_Records for this exercise_
_ _ _

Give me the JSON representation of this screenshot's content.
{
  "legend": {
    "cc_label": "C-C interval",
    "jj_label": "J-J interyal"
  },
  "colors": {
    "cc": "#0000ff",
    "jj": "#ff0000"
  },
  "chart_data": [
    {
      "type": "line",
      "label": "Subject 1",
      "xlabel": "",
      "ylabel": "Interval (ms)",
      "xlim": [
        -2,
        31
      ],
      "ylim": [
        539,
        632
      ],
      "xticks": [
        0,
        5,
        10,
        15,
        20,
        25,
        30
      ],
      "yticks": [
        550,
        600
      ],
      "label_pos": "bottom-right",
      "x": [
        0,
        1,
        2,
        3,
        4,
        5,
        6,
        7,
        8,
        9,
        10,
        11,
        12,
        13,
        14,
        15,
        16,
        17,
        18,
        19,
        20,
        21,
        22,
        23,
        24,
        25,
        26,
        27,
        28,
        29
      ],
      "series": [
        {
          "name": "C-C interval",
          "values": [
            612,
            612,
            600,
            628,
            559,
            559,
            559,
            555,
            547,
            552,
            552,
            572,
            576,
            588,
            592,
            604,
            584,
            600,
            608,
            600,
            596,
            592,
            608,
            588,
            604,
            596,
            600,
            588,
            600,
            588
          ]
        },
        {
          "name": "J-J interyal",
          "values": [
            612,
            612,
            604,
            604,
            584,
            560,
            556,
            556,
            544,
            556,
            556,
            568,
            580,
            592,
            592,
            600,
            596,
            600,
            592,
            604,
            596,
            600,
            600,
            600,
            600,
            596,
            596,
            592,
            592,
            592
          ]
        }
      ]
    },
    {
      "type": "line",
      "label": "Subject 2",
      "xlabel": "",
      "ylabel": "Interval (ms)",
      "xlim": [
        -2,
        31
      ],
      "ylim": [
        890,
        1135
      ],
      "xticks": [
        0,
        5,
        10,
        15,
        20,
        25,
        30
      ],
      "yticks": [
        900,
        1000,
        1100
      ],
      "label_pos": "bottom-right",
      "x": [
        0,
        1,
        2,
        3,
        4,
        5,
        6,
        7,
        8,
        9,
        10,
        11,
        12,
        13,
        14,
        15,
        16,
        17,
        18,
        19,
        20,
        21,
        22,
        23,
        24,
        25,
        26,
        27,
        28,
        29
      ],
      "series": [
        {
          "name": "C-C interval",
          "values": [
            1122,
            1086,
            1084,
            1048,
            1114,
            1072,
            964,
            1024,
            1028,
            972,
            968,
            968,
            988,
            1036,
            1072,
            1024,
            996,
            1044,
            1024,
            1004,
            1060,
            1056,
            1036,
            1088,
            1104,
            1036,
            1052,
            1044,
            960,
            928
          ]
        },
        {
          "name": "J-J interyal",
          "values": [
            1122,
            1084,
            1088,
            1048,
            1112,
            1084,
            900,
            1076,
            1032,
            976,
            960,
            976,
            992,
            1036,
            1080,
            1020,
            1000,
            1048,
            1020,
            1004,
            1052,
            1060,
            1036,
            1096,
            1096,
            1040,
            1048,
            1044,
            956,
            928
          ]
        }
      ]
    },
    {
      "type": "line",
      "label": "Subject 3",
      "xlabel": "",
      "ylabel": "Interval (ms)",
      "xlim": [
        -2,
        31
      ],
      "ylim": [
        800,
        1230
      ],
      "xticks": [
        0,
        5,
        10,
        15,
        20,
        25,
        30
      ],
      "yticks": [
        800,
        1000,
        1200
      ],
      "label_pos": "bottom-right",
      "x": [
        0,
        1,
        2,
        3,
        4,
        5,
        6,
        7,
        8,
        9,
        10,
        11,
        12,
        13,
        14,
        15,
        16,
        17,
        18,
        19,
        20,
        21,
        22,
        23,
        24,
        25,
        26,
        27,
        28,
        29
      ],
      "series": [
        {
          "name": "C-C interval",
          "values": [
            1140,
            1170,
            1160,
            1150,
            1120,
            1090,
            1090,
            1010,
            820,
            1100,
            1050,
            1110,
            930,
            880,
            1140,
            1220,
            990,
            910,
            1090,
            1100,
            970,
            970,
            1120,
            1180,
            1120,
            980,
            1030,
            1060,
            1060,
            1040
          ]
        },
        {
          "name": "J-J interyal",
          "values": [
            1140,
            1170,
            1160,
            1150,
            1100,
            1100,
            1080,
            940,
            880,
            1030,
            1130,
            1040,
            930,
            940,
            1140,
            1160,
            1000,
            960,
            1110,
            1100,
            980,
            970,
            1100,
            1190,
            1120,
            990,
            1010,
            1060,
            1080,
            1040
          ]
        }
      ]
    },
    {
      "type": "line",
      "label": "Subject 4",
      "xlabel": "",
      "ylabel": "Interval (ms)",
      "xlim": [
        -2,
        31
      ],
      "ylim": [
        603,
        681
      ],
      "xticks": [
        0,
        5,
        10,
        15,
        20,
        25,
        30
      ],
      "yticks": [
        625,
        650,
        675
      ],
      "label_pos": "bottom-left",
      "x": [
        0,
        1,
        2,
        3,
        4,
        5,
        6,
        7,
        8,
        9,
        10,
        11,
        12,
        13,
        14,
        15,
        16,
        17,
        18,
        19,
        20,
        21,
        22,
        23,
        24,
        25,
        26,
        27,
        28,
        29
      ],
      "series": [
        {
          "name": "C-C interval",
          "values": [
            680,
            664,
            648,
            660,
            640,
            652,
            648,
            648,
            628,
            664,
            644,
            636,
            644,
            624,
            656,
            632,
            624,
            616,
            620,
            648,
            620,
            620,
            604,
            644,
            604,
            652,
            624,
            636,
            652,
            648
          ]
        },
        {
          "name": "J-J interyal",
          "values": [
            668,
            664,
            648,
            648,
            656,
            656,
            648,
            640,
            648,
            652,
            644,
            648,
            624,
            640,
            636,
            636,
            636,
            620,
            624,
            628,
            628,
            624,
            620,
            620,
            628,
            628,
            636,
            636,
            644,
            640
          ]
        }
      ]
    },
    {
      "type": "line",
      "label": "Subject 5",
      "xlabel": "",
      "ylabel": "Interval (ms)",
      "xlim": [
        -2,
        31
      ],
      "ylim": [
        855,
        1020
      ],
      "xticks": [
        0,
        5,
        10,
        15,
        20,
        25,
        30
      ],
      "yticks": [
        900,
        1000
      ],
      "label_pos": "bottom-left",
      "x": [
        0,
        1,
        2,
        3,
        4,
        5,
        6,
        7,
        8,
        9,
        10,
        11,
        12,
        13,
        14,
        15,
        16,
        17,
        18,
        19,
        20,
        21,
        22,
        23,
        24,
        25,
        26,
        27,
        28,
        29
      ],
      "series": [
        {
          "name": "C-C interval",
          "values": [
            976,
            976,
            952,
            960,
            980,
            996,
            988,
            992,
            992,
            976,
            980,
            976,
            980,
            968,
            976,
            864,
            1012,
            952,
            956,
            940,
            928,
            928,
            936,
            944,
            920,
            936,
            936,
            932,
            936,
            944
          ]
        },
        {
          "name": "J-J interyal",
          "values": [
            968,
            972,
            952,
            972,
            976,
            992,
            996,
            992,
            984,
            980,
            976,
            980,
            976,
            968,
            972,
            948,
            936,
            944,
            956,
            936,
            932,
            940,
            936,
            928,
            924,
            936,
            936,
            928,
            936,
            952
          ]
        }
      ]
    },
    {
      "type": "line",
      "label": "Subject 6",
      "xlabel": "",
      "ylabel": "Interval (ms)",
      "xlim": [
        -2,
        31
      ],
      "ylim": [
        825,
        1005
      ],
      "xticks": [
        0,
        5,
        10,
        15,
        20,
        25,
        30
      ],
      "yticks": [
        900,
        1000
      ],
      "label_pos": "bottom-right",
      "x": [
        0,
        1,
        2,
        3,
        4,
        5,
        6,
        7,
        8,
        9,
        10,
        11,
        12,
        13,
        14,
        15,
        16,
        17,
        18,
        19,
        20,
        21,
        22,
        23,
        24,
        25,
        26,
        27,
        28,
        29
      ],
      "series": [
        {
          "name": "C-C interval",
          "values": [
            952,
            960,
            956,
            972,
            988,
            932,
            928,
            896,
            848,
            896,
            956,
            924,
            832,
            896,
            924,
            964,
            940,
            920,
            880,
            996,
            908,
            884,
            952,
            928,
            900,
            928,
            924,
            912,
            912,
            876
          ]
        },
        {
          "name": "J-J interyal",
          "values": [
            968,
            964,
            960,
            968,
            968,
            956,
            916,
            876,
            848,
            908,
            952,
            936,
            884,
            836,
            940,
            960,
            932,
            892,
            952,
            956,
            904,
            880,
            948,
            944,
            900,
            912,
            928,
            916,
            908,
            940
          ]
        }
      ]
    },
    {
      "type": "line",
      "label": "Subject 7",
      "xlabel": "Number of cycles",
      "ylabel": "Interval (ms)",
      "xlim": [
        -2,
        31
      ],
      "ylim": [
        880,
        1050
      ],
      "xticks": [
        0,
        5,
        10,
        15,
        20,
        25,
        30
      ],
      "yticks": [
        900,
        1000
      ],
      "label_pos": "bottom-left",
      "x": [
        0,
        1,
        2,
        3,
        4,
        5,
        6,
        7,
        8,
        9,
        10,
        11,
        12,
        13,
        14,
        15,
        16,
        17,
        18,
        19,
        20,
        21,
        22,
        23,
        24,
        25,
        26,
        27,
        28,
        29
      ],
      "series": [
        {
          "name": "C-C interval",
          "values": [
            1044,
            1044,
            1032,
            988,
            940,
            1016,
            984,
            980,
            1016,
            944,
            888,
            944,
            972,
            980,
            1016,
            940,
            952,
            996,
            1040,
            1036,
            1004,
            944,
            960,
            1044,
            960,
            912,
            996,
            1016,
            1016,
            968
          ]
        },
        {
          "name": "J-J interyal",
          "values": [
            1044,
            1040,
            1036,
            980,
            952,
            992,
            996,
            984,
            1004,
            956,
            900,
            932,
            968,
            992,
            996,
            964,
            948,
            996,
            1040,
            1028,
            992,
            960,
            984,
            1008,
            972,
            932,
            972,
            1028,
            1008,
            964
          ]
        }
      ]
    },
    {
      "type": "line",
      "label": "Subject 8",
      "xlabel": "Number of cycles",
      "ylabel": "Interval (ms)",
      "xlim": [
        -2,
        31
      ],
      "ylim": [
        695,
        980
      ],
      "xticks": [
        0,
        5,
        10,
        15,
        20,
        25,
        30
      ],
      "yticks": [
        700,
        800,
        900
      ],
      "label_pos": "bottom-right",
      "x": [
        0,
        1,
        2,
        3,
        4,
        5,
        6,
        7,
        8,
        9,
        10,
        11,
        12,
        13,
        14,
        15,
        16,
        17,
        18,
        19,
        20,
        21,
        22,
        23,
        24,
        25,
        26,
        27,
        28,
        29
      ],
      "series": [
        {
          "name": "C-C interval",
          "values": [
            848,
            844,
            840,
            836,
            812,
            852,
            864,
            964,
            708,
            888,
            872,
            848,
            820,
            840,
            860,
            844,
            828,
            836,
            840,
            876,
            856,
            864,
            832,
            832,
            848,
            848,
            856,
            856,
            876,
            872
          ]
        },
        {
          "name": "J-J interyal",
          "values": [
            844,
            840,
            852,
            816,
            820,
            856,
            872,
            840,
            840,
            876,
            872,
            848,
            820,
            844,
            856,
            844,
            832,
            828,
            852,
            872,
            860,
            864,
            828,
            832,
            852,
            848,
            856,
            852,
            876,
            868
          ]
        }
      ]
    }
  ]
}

_ _ _

_Aim of the task_
Go through the records and show every line with the string "Subject" in it.

_The output_
      "label": "Subject 1",
      "label": "Subject 2",
      "label": "Subject 3",
      "label": "Subject 4",
      "label": "Subject 5",
      "label": "Subject 6",
      "label": "Subject 7",
      "label": "Subject 8",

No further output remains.